Your goal: All records that follow are to be output exactly.

Items from a data source:
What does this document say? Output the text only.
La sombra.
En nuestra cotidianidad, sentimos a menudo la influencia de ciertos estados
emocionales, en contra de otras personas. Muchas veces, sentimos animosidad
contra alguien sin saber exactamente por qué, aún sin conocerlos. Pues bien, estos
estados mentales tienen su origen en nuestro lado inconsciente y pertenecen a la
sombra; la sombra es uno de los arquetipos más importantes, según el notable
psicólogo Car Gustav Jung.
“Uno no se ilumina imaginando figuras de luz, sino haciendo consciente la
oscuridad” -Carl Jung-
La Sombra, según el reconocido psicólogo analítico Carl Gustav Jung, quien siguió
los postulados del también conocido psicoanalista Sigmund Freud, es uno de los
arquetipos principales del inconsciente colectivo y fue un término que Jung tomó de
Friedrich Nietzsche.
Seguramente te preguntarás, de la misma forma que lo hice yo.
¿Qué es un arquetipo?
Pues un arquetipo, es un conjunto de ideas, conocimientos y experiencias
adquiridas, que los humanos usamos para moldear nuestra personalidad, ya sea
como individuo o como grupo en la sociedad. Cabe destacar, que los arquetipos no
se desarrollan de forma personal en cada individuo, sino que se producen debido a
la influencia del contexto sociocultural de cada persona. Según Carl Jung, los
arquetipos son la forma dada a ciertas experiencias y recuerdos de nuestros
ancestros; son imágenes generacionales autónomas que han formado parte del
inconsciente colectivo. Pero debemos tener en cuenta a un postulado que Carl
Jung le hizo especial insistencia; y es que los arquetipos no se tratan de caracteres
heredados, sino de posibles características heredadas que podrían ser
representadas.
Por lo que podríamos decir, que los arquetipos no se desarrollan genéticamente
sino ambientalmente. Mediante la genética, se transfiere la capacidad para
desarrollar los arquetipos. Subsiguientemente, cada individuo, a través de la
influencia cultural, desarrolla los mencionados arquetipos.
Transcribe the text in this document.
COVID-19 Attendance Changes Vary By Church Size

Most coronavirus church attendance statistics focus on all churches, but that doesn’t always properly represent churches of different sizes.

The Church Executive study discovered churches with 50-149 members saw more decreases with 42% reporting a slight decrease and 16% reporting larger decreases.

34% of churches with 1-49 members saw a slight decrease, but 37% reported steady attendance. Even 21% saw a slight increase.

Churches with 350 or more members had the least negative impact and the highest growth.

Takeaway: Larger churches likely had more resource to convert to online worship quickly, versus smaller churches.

Written solution:
What does this document say? Output the text only.
La sombra.
En nuestra cotidianidad, sentimos a menudo la influencia de ciertos estados
emocionales, en contra de otras personas. Muchas veces, sentimos animosidad
contra alguien sin saber exactamente por qué, aún sin conocerlos. Pues bien, estos
estados mentales tienen su origen en nuestro lado inconsciente y pertenecen a la
sombra; la sombra es uno de los arquetipos más importantes, según el notable
psicólogo Car Gustav Jung.
“Uno no se ilumina imaginando figuras de luz, sino haciendo consciente la
oscuridad” -Carl Jung-
La Sombra, según el reconocido psicólogo analítico Carl Gustav Jung, quien siguió
los postulados del también conocido psicoanalista Sigmund Freud, es uno de los
arquetipos principales del inconsciente colectivo y fue un término que Jung tomó de
Friedrich Nietzsche.
Seguramente te preguntarás, de la misma forma que lo hice yo.
¿Qué es un arquetipo?
Pues un arquetipo, es un conjunto de ideas, conocimientos y experiencias
adquiridas, que los humanos usamos para moldear nuestra personalidad, ya sea
como individuo o como grupo en la sociedad. Cabe destacar, que los arquetipos no
se desarrollan de forma personal en cada individuo, sino que se producen debido a
la influencia del contexto sociocultural de cada persona. Según Carl Jung, los
arquetipos son la forma dada a ciertas experiencias y recuerdos de nuestros
ancestros; son imágenes generacionales autónomas que han formado parte del
inconsciente colectivo. Pero debemos tener en cuenta a un postulado que Carl
Jung le hizo especial insistencia; y es que los arquetipos no se tratan de caracteres
heredados, sino de posibles características heredadas que podrían ser
representadas.
Por lo que podríamos decir, que los arquetipos no se desarrollan genéticamente
sino ambientalmente. Mediante la genética, se transfiere la capacidad para
desarrollar los arquetipos. Subsiguientemente, cada individuo, a través de la
influencia cultural, desarrolla los mencionados arquetipos.
Transcribe the text in this document.
COVID-19 Attendance Changes Vary By Church Size

Most coronavirus church attendance statistics focus on all churches, but that doesn’t always properly represent churches of different sizes.

The Church Executive study discovered churches with 50-149 members saw more decreases with 42% reporting a slight decrease and 16% reporting larger decreases.

34% of churches with 1-49 members saw a slight decrease, but 37% reported steady attendance. Even 21% saw a slight increase.

Churches with 350 or more members had the least negative impact and the highest growth.

Takeaway: Larger churches likely had more resource to convert to online worship quickly, versus smaller churches.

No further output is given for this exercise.